++++ Records for this task

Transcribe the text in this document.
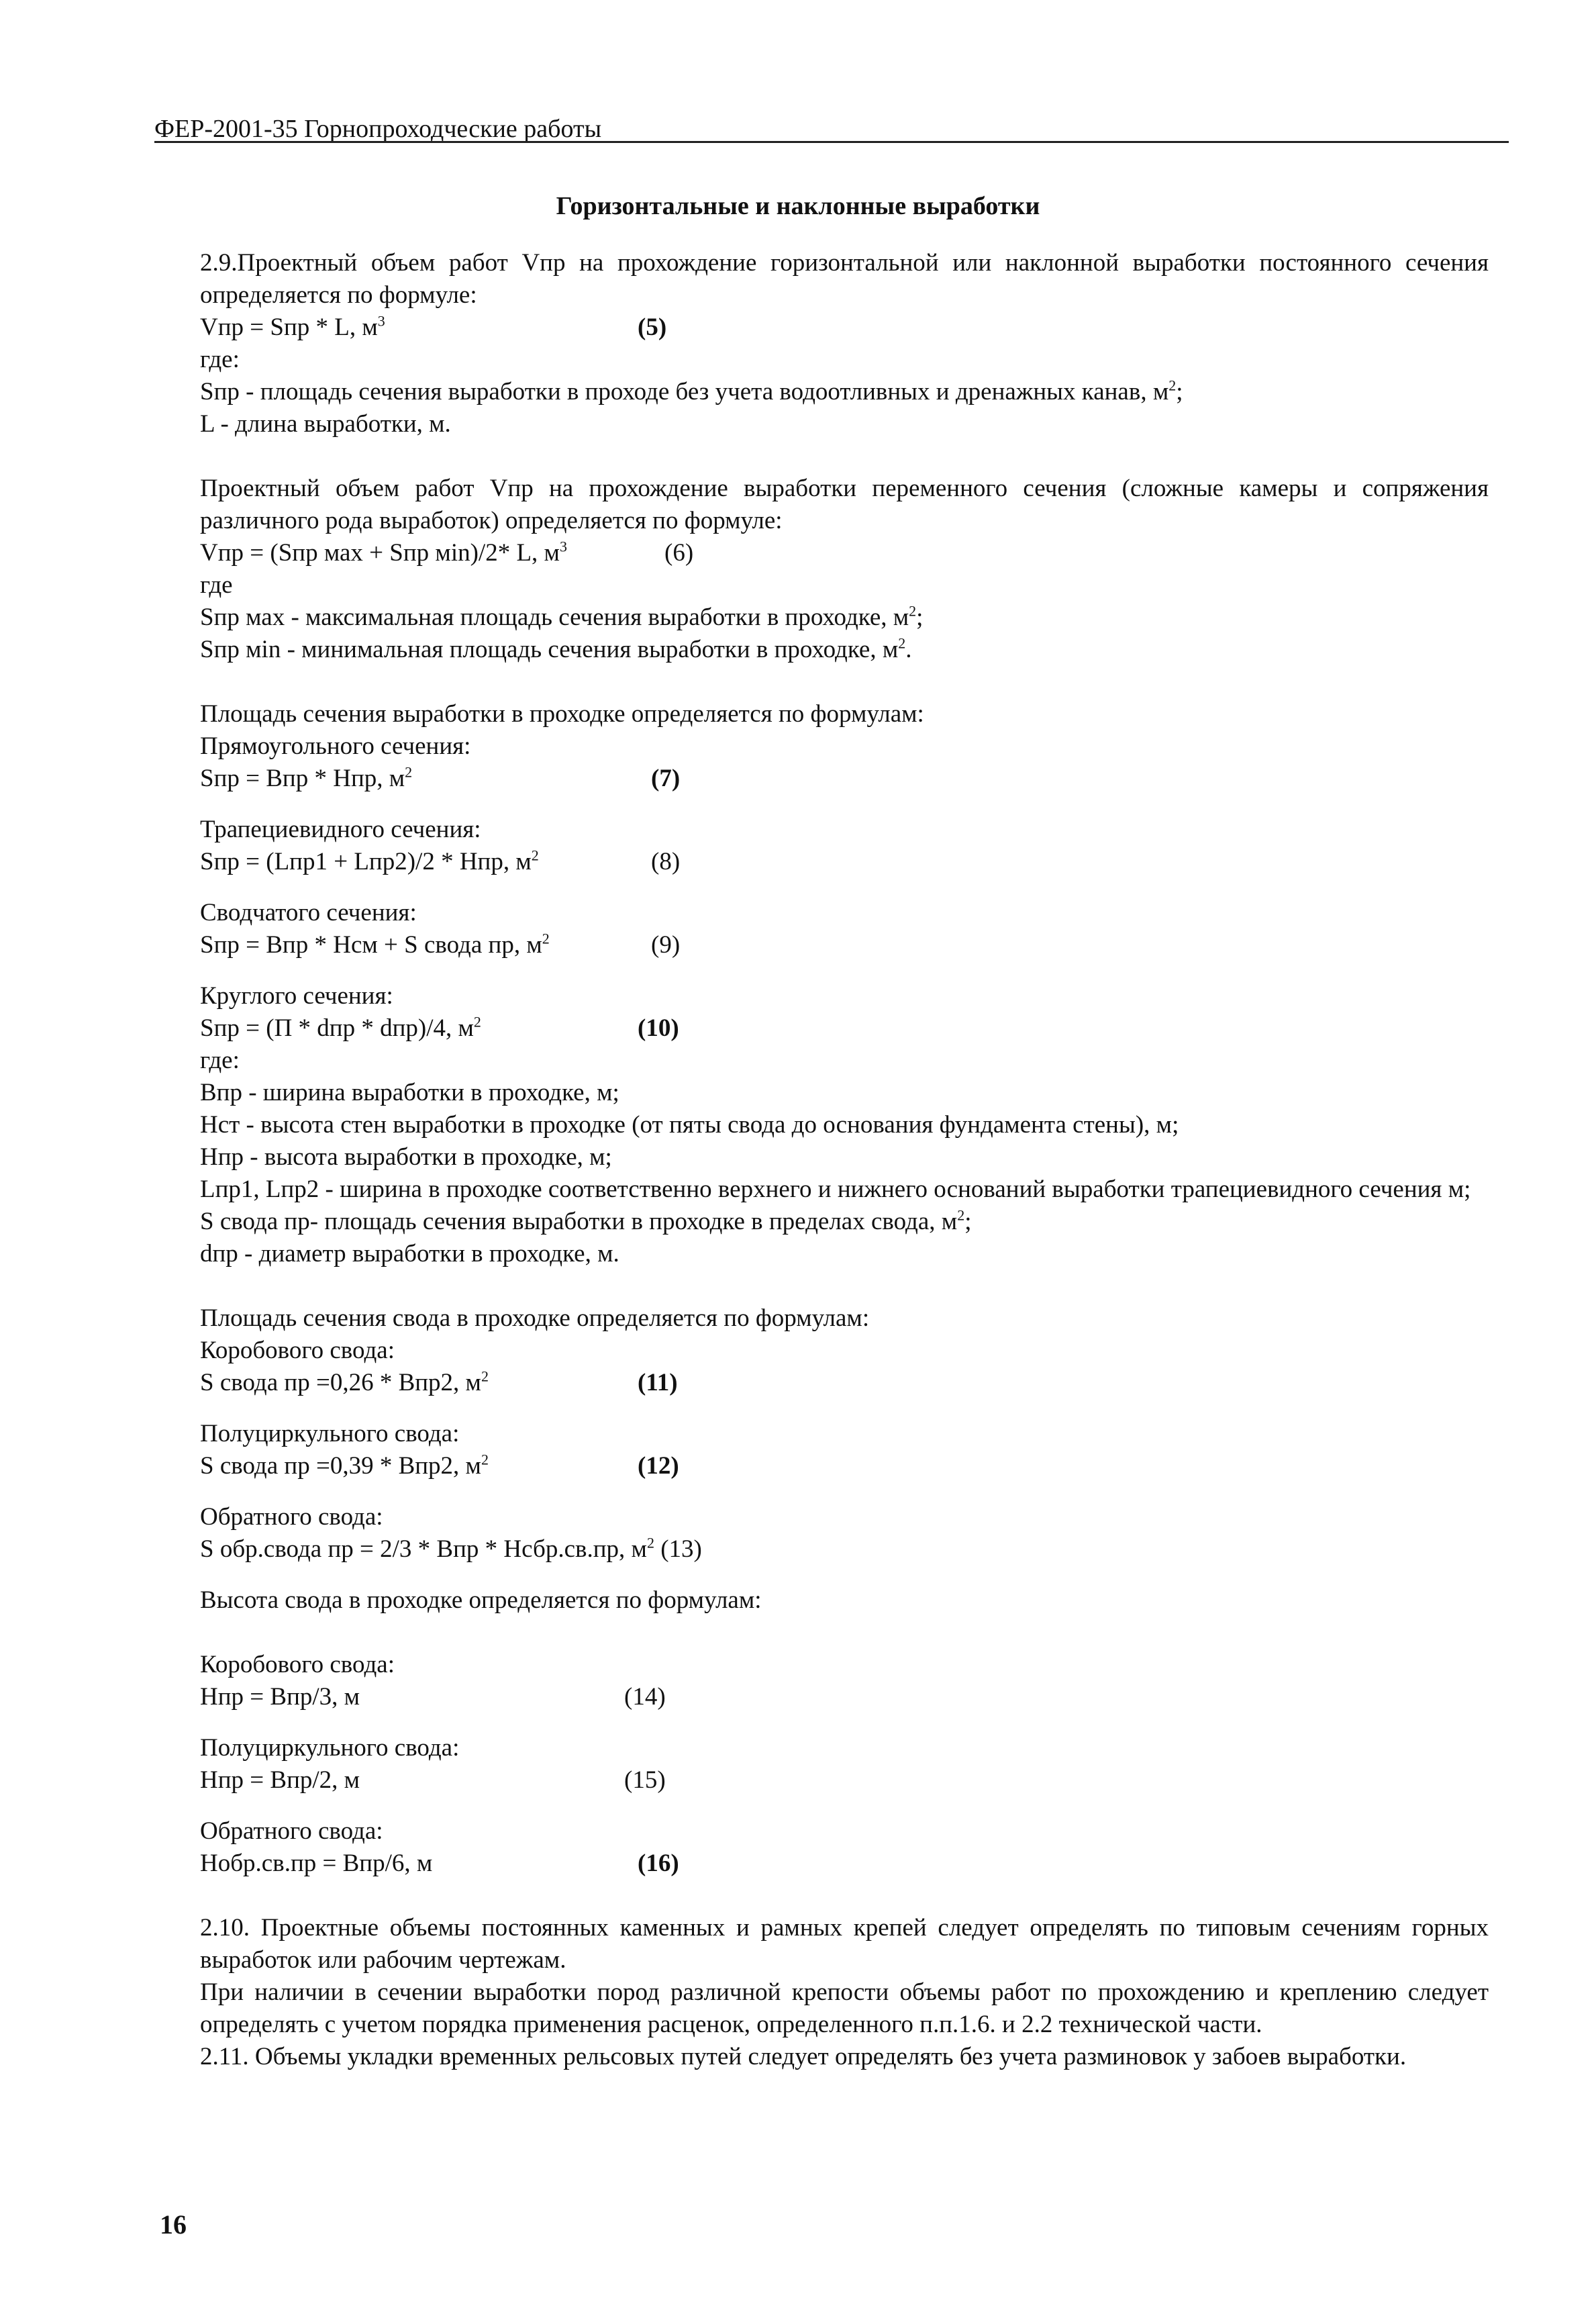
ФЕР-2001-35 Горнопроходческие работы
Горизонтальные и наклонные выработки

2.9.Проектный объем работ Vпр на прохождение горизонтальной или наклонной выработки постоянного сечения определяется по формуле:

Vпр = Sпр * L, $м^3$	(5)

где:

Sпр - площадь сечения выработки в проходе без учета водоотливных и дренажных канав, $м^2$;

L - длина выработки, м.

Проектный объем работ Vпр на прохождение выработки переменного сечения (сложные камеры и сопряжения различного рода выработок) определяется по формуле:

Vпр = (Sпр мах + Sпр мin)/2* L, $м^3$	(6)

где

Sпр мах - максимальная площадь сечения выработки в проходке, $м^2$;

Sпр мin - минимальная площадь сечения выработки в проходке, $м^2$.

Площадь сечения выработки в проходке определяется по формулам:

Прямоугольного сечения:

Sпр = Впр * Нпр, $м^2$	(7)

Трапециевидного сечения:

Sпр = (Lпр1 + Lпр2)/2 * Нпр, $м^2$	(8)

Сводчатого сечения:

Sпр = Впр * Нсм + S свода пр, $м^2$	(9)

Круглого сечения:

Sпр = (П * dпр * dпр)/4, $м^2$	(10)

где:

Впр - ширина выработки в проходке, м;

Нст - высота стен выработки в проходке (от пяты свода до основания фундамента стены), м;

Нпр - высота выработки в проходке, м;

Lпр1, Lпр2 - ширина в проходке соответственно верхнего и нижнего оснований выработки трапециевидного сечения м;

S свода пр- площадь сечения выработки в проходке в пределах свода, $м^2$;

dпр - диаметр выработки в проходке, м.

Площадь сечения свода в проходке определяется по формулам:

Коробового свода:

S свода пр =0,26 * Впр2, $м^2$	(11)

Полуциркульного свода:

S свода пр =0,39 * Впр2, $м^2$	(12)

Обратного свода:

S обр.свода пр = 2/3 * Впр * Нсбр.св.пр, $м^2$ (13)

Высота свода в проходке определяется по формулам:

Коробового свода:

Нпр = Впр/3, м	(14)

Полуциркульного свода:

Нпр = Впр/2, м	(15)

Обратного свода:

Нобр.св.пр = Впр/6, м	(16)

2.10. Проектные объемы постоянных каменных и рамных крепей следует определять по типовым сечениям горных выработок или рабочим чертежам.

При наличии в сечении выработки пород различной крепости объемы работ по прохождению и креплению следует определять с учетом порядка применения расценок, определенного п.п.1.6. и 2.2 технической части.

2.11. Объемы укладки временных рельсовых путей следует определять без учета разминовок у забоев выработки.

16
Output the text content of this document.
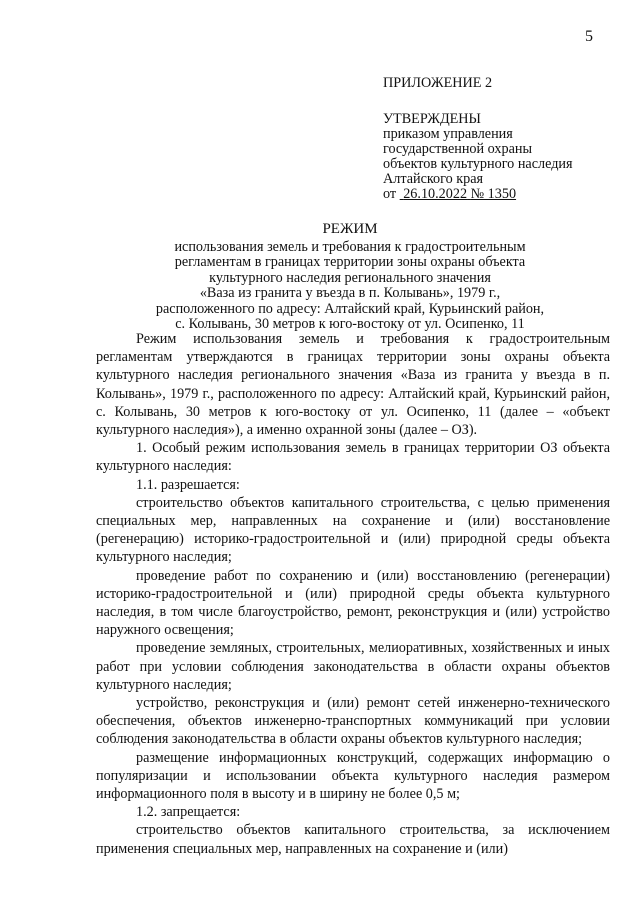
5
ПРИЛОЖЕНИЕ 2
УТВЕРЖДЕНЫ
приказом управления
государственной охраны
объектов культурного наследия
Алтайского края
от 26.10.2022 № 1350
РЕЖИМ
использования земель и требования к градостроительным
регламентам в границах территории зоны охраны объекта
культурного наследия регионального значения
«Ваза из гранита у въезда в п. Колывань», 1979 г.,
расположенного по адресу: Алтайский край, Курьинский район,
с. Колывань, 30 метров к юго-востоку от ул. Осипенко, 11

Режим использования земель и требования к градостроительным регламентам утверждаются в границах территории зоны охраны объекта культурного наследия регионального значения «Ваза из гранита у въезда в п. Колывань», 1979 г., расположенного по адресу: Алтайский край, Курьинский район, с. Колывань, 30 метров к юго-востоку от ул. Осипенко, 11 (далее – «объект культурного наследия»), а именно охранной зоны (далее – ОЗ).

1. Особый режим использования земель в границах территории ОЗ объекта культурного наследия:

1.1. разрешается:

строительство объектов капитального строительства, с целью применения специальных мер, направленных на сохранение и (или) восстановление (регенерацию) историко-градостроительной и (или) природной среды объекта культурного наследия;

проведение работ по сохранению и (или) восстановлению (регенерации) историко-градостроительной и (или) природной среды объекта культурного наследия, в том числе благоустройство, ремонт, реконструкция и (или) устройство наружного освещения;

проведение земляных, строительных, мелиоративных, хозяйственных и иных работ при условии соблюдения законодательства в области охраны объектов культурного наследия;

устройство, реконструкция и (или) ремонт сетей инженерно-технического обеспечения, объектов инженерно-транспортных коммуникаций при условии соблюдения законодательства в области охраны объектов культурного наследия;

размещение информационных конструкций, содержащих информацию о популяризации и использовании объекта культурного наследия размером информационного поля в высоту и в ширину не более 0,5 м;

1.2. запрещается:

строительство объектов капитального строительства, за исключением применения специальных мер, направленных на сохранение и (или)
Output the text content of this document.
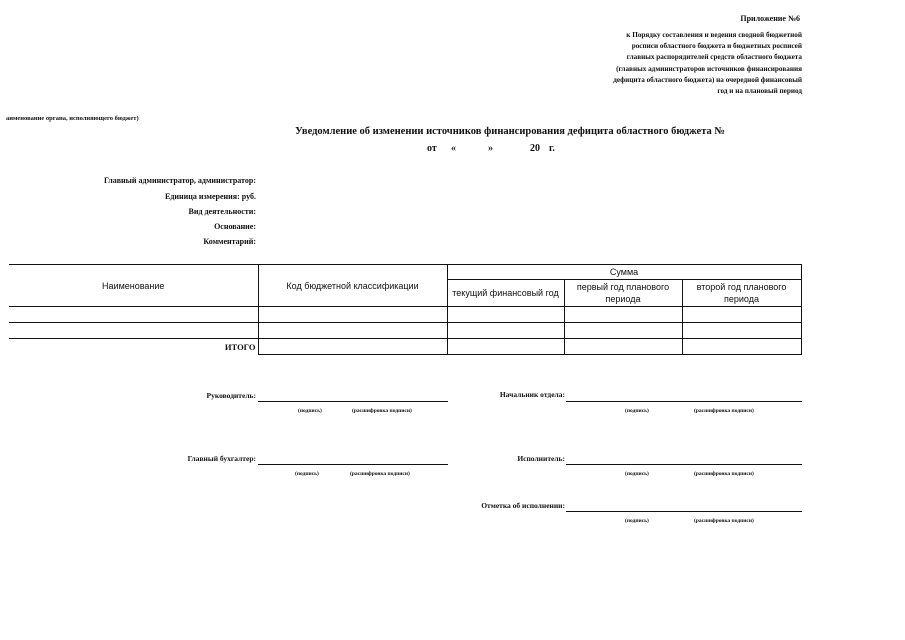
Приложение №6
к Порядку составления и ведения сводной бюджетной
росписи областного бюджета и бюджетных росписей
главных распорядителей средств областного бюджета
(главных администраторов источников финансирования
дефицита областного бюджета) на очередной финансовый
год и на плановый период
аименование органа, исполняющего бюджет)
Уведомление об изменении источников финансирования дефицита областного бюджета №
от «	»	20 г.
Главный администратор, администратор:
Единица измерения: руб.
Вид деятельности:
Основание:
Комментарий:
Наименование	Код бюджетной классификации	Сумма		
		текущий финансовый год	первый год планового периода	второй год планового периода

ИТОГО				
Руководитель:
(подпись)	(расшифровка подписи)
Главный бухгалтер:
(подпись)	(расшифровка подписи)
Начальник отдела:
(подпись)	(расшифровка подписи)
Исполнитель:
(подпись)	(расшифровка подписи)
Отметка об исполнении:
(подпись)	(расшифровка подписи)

++++++++

The exercise:
Set down every record once more, word for word, without pictures.

Problem solution:
Transcribe the text in this document.
ФЕР-2001-35 Горнопроходческие работы
Горизонтальные и наклонные выработки

2.9.Проектный объем работ Vпр на прохождение горизонтальной или наклонной выработки постоянного сечения определяется по формуле:

Vпр = Sпр * L, $м^3$	(5)

где:

Sпр - площадь сечения выработки в проходе без учета водоотливных и дренажных канав, $м^2$;

L - длина выработки, м.

Проектный объем работ Vпр на прохождение выработки переменного сечения (сложные камеры и сопряжения различного рода выработок) определяется по формуле:

Vпр = (Sпр мах + Sпр мin)/2* L, $м^3$	(6)

где

Sпр мах - максимальная площадь сечения выработки в проходке, $м^2$;

Sпр мin - минимальная площадь сечения выработки в проходке, $м^2$.

Площадь сечения выработки в проходке определяется по формулам:

Прямоугольного сечения:

Sпр = Впр * Нпр, $м^2$	(7)

Трапециевидного сечения:

Sпр = (Lпр1 + Lпр2)/2 * Нпр, $м^2$	(8)

Сводчатого сечения:

Sпр = Впр * Нсм + S свода пр, $м^2$	(9)

Круглого сечения:

Sпр = (П * dпр * dпр)/4, $м^2$	(10)

где:

Впр - ширина выработки в проходке, м;

Нст - высота стен выработки в проходке (от пяты свода до основания фундамента стены), м;

Нпр - высота выработки в проходке, м;

Lпр1, Lпр2 - ширина в проходке соответственно верхнего и нижнего оснований выработки трапециевидного сечения м;

S свода пр- площадь сечения выработки в проходке в пределах свода, $м^2$;

dпр - диаметр выработки в проходке, м.

Площадь сечения свода в проходке определяется по формулам:

Коробового свода:

S свода пр =0,26 * Впр2, $м^2$	(11)

Полуциркульного свода:

S свода пр =0,39 * Впр2, $м^2$	(12)

Обратного свода:

S обр.свода пр = 2/3 * Впр * Нсбр.св.пр, $м^2$ (13)

Высота свода в проходке определяется по формулам:

Коробового свода:

Нпр = Впр/3, м	(14)

Полуциркульного свода:

Нпр = Впр/2, м	(15)

Обратного свода:

Нобр.св.пр = Впр/6, м	(16)

2.10. Проектные объемы постоянных каменных и рамных крепей следует определять по типовым сечениям горных выработок или рабочим чертежам.

При наличии в сечении выработки пород различной крепости объемы работ по прохождению и креплению следует определять с учетом порядка применения расценок, определенного п.п.1.6. и 2.2 технической части.

2.11. Объемы укладки временных рельсовых путей следует определять без учета разминовок у забоев выработки.

16
Output the text content of this document.
5
ПРИЛОЖЕНИЕ 2
УТВЕРЖДЕНЫ
приказом управления
государственной охраны
объектов культурного наследия
Алтайского края
от 26.10.2022 № 1350
РЕЖИМ
использования земель и требования к градостроительным
регламентам в границах территории зоны охраны объекта
культурного наследия регионального значения
«Ваза из гранита у въезда в п. Колывань», 1979 г.,
расположенного по адресу: Алтайский край, Курьинский район,
с. Колывань, 30 метров к юго-востоку от ул. Осипенко, 11

Режим использования земель и требования к градостроительным регламентам утверждаются в границах территории зоны охраны объекта культурного наследия регионального значения «Ваза из гранита у въезда в п. Колывань», 1979 г., расположенного по адресу: Алтайский край, Курьинский район, с. Колывань, 30 метров к юго-востоку от ул. Осипенко, 11 (далее – «объект культурного наследия»), а именно охранной зоны (далее – ОЗ).

1. Особый режим использования земель в границах территории ОЗ объекта культурного наследия:

1.1. разрешается:

строительство объектов капитального строительства, с целью применения специальных мер, направленных на сохранение и (или) восстановление (регенерацию) историко-градостроительной и (или) природной среды объекта культурного наследия;

проведение работ по сохранению и (или) восстановлению (регенерации) историко-градостроительной и (или) природной среды объекта культурного наследия, в том числе благоустройство, ремонт, реконструкция и (или) устройство наружного освещения;

проведение земляных, строительных, мелиоративных, хозяйственных и иных работ при условии соблюдения законодательства в области охраны объектов культурного наследия;

устройство, реконструкция и (или) ремонт сетей инженерно-технического обеспечения, объектов инженерно-транспортных коммуникаций при условии соблюдения законодательства в области охраны объектов культурного наследия;

размещение информационных конструкций, содержащих информацию о популяризации и использовании объекта культурного наследия размером информационного поля в высоту и в ширину не более 0,5 м;

1.2. запрещается:

строительство объектов капитального строительства, за исключением применения специальных мер, направленных на сохранение и (или)
Output the text content of this document.
Приложение №6
к Порядку составления и ведения сводной бюджетной
росписи областного бюджета и бюджетных росписей
главных распорядителей средств областного бюджета
(главных администраторов источников финансирования
дефицита областного бюджета) на очередной финансовый
год и на плановый период
аименование органа, исполняющего бюджет)
Уведомление об изменении источников финансирования дефицита областного бюджета №
от «	»	20 г.
Главный администратор, администратор:
Единица измерения: руб.
Вид деятельности:
Основание:
Комментарий:
Наименование	Код бюджетной классификации	Сумма		
		текущий финансовый год	первый год планового периода	второй год планового периода

ИТОГО				
Руководитель:
(подпись)	(расшифровка подписи)
Главный бухгалтер:
(подпись)	(расшифровка подписи)
Начальник отдела:
(подпись)	(расшифровка подписи)
Исполнитель:
(подпись)	(расшифровка подписи)
Отметка об исполнении:
(подпись)	(расшифровка подписи)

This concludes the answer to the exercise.